Rows from a dataset:
====
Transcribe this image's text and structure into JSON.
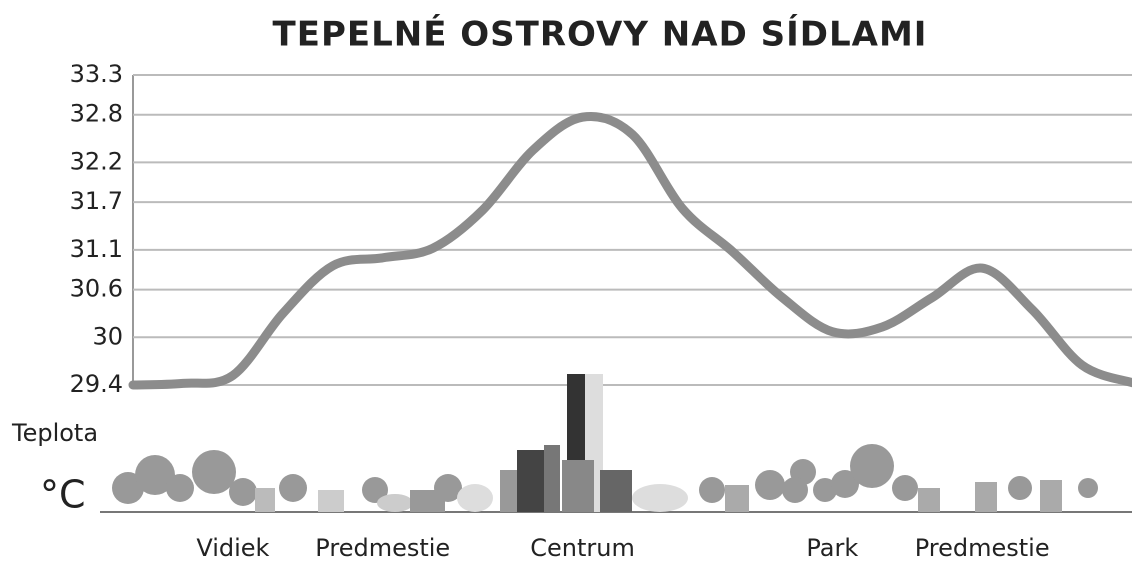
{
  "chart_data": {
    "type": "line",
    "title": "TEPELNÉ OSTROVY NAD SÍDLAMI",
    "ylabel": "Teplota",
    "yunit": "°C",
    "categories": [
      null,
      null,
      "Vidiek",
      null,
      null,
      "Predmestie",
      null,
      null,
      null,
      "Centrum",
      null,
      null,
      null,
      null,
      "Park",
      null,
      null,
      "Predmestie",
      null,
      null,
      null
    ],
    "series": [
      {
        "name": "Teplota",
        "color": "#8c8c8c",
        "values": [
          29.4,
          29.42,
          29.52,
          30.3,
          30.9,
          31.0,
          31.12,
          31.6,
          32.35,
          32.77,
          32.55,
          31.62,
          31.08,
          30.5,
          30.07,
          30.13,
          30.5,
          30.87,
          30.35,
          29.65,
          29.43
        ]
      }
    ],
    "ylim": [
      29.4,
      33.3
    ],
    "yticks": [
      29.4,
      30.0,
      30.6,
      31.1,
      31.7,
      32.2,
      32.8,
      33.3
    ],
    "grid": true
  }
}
====
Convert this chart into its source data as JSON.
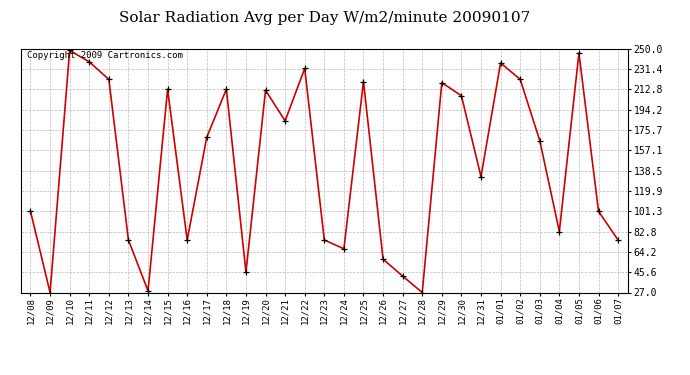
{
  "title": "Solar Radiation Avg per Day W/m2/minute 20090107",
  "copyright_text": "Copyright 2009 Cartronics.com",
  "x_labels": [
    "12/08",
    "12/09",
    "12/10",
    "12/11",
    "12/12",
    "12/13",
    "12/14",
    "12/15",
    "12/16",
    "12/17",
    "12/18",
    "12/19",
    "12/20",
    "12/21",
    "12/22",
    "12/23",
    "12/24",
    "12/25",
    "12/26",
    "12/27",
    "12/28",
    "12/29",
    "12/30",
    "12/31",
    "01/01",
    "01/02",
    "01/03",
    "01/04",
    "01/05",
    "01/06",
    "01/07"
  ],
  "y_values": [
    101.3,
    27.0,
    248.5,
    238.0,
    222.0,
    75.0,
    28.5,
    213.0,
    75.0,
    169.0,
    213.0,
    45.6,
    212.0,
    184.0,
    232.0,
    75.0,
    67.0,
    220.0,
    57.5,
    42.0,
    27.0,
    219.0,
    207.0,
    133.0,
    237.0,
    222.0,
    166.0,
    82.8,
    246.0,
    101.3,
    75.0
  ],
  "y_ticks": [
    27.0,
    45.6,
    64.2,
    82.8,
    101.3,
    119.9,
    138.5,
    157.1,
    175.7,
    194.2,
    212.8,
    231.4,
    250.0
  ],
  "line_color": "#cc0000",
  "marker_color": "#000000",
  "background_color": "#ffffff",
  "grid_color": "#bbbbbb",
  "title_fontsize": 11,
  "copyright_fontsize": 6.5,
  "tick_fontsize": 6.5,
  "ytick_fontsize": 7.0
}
====
- **TO BE DONE**:
Take every line that includes the string "JSON" and copy it.

- **ANSWER**:
Transcribe this image's text and structure into JSON.
Convert this chart into its source data as JSON.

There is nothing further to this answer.